------ DATA FOR THE TASK ------

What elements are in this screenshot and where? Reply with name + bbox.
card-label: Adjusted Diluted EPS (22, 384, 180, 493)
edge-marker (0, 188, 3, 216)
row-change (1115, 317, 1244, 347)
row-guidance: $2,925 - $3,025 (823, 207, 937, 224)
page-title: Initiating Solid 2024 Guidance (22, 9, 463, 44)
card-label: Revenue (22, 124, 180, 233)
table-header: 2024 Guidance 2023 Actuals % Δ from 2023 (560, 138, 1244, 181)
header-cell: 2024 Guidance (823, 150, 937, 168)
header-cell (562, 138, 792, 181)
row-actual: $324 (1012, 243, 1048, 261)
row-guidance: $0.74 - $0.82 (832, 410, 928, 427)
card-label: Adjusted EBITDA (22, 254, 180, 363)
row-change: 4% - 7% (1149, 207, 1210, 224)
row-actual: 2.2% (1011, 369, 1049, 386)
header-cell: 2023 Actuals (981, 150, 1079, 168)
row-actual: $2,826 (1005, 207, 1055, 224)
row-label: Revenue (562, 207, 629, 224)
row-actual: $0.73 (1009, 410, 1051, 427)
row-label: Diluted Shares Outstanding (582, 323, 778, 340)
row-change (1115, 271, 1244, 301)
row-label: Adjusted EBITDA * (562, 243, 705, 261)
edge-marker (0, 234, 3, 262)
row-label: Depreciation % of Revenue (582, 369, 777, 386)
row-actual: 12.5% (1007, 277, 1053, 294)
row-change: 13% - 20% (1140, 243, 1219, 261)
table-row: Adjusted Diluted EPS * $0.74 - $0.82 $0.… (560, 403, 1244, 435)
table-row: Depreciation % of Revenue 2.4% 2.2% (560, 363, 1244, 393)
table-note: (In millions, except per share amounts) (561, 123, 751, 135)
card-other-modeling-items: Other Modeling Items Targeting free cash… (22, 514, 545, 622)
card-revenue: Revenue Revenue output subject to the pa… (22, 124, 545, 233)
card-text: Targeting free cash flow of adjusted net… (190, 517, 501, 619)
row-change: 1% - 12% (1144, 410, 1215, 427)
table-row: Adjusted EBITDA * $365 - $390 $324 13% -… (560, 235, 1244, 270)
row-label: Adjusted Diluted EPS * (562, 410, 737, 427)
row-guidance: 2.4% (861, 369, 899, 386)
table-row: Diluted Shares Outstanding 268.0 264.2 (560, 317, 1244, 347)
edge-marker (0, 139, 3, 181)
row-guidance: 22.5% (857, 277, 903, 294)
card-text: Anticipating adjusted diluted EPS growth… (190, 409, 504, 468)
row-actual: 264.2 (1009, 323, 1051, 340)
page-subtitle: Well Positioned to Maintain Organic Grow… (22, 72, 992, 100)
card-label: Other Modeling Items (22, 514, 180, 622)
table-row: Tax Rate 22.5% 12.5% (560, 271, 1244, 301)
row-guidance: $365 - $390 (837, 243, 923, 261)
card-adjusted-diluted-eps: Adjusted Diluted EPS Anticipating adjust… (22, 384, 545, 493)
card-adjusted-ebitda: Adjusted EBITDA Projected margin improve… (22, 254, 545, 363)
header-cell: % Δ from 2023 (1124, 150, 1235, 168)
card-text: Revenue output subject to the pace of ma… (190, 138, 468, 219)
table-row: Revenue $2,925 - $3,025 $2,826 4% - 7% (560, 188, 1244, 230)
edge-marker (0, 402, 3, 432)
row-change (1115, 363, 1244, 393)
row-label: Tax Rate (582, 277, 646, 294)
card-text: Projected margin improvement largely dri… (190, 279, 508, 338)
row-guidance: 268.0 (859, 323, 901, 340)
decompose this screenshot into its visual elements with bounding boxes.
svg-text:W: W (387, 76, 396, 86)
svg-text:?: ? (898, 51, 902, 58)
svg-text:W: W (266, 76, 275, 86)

------

EXERCISE: Copy out every line of the data above word for word, with nothing changed or left out.

WORKED SOLUTION:
What elements are in this screenshot and where? Reply with name + bbox.
card-label: Adjusted Diluted EPS (22, 384, 180, 493)
edge-marker (0, 188, 3, 216)
row-change (1115, 317, 1244, 347)
row-guidance: $2,925 - $3,025 (823, 207, 937, 224)
page-title: Initiating Solid 2024 Guidance (22, 9, 463, 44)
card-label: Revenue (22, 124, 180, 233)
table-header: 2024 Guidance 2023 Actuals % Δ from 2023 (560, 138, 1244, 181)
header-cell: 2024 Guidance (823, 150, 937, 168)
header-cell (562, 138, 792, 181)
row-actual: $324 (1012, 243, 1048, 261)
row-guidance: $0.74 - $0.82 (832, 410, 928, 427)
card-label: Adjusted EBITDA (22, 254, 180, 363)
row-change: 4% - 7% (1149, 207, 1210, 224)
row-actual: 2.2% (1011, 369, 1049, 386)
header-cell: 2023 Actuals (981, 150, 1079, 168)
row-actual: $2,826 (1005, 207, 1055, 224)
row-label: Revenue (562, 207, 629, 224)
row-actual: $0.73 (1009, 410, 1051, 427)
row-label: Diluted Shares Outstanding (582, 323, 778, 340)
row-change (1115, 271, 1244, 301)
row-label: Adjusted EBITDA * (562, 243, 705, 261)
edge-marker (0, 234, 3, 262)
row-label: Depreciation % of Revenue (582, 369, 777, 386)
row-actual: 12.5% (1007, 277, 1053, 294)
row-change: 13% - 20% (1140, 243, 1219, 261)
table-row: Adjusted Diluted EPS * $0.74 - $0.82 $0.… (560, 403, 1244, 435)
table-row: Depreciation % of Revenue 2.4% 2.2% (560, 363, 1244, 393)
table-note: (In millions, except per share amounts) (561, 123, 751, 135)
card-other-modeling-items: Other Modeling Items Targeting free cash… (22, 514, 545, 622)
card-revenue: Revenue Revenue output subject to the pa… (22, 124, 545, 233)
card-text: Targeting free cash flow of adjusted net… (190, 517, 501, 619)
row-change: 1% - 12% (1144, 410, 1215, 427)
table-row: Adjusted EBITDA * $365 - $390 $324 13% -… (560, 235, 1244, 270)
row-label: Adjusted Diluted EPS * (562, 410, 737, 427)
row-guidance: 2.4% (861, 369, 899, 386)
table-row: Diluted Shares Outstanding 268.0 264.2 (560, 317, 1244, 347)
edge-marker (0, 139, 3, 181)
row-guidance: 22.5% (857, 277, 903, 294)
card-text: Anticipating adjusted diluted EPS growth… (190, 409, 504, 468)
row-actual: 264.2 (1009, 323, 1051, 340)
page-subtitle: Well Positioned to Maintain Organic Grow… (22, 72, 992, 100)
card-label: Other Modeling Items (22, 514, 180, 622)
table-row: Tax Rate 22.5% 12.5% (560, 271, 1244, 301)
row-guidance: $365 - $390 (837, 243, 923, 261)
card-adjusted-diluted-eps: Adjusted Diluted EPS Anticipating adjust… (22, 384, 545, 493)
card-adjusted-ebitda: Adjusted EBITDA Projected margin improve… (22, 254, 545, 363)
header-cell: % Δ from 2023 (1124, 150, 1235, 168)
card-text: Revenue output subject to the pace of ma… (190, 138, 468, 219)
table-row: Revenue $2,925 - $3,025 $2,826 4% - 7% (560, 188, 1244, 230)
edge-marker (0, 402, 3, 432)
row-change (1115, 363, 1244, 393)
row-label: Tax Rate (582, 277, 646, 294)
card-text: Projected margin improvement largely dri… (190, 279, 508, 338)
row-guidance: 268.0 (859, 323, 901, 340)
decompose this screenshot into its visual elements with bounding boxes.
svg-text:W: W (387, 76, 396, 86)
svg-text:?: ? (898, 51, 902, 58)
svg-text:W: W (266, 76, 275, 86)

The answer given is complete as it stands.